→ Stated task:
Find every line in the records below that holds the word "nearest", and copy it out.

→ Provided entries:

####################

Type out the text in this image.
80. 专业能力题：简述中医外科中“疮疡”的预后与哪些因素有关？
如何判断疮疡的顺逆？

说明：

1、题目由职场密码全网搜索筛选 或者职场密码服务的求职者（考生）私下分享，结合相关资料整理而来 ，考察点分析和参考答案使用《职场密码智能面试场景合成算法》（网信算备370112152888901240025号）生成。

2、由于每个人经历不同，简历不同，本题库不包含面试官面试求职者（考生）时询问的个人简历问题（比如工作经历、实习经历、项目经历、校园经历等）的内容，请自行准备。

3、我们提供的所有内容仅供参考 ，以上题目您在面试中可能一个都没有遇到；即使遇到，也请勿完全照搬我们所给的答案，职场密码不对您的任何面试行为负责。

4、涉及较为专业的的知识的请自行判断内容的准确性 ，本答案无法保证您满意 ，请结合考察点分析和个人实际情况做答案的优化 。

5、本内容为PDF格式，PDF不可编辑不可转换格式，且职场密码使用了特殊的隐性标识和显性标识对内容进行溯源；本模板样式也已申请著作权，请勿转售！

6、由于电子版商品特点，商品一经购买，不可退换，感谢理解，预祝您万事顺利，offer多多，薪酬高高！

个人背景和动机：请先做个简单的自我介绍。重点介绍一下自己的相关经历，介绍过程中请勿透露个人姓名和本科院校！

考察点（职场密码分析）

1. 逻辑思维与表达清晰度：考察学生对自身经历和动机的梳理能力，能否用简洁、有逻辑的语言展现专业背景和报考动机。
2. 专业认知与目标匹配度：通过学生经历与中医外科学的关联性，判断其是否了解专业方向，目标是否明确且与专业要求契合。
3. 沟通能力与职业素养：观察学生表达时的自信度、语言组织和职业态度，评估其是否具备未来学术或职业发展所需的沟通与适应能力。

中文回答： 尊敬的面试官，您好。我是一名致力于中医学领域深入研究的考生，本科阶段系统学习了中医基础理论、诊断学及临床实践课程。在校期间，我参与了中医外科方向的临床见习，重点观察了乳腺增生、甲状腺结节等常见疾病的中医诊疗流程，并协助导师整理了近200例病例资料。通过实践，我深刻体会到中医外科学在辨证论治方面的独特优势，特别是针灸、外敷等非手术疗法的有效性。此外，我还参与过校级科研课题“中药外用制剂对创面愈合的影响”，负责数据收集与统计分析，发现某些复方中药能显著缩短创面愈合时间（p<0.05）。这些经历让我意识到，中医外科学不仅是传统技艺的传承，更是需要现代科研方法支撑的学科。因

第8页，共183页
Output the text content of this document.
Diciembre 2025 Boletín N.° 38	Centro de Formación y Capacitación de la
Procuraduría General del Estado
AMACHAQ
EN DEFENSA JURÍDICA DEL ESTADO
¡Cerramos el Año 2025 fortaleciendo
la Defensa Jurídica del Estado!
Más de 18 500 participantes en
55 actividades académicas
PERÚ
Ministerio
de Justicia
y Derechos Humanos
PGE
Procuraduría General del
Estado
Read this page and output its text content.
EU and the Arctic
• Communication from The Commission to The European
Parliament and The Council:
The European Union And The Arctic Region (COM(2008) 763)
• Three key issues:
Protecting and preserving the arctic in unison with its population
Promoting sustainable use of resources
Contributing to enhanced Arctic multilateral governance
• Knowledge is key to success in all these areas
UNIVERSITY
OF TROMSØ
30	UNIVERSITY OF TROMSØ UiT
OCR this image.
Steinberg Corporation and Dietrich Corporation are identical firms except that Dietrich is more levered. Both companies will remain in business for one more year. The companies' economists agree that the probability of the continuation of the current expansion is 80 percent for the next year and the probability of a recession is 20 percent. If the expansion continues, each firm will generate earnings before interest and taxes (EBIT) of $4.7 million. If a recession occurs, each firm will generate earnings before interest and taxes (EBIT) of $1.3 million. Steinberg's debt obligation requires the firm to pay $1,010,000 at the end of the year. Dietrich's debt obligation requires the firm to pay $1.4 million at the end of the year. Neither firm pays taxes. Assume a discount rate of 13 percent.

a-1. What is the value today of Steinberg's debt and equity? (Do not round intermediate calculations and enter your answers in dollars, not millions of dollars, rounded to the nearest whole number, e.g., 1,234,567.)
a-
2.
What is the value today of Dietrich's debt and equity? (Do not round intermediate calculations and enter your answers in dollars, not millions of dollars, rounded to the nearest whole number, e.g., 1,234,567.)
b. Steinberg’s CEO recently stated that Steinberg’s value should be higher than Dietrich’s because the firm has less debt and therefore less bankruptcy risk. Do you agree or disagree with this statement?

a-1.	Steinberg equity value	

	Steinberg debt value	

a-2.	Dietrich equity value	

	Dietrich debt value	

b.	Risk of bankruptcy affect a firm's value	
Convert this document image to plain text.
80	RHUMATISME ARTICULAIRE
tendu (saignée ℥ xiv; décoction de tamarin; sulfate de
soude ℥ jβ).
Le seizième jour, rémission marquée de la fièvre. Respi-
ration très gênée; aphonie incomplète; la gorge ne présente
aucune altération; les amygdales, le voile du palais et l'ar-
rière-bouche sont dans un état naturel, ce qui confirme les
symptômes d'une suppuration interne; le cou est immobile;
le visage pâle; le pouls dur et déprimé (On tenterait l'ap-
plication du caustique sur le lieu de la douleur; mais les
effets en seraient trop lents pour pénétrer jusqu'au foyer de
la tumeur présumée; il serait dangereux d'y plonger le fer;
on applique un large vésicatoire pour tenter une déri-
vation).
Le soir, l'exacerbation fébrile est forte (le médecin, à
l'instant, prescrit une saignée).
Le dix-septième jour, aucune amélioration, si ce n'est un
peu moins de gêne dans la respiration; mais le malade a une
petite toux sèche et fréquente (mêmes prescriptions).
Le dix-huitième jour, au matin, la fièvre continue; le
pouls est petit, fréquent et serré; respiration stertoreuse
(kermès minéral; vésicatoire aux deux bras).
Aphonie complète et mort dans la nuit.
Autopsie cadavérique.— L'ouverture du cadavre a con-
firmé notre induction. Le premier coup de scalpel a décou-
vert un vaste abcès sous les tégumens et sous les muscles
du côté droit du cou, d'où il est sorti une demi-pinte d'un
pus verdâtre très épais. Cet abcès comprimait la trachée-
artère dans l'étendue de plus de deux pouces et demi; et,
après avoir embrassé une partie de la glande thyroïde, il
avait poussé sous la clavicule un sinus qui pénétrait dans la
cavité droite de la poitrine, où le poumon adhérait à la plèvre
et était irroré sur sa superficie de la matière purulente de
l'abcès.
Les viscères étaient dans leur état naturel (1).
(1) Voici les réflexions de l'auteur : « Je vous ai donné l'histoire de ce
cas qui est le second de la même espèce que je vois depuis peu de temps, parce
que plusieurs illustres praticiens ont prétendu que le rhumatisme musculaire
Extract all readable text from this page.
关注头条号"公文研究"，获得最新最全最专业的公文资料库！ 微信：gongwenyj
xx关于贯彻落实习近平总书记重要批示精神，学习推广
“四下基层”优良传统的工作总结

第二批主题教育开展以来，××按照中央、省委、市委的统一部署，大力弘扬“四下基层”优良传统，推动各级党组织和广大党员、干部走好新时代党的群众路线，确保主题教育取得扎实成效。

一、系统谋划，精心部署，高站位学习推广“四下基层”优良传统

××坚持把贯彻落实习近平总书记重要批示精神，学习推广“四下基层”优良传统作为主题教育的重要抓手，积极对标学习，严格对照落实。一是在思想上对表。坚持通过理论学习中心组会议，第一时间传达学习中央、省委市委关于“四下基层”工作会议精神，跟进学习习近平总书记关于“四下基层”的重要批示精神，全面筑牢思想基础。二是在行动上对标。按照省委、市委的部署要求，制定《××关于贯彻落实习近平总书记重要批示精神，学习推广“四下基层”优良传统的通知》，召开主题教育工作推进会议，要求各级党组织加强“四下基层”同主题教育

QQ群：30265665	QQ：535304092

####################

→ Task answer:
a-1. What is the value today of Steinberg's debt and equity? (Do not round intermediate calculations and enter your answers in dollars, not millions of dollars, rounded to the nearest whole number, e.g., 1,234,567.)
What is the value today of Dietrich's debt and equity? (Do not round intermediate calculations and enter your answers in dollars, not millions of dollars, rounded to the nearest whole number, e.g., 1,234,567.)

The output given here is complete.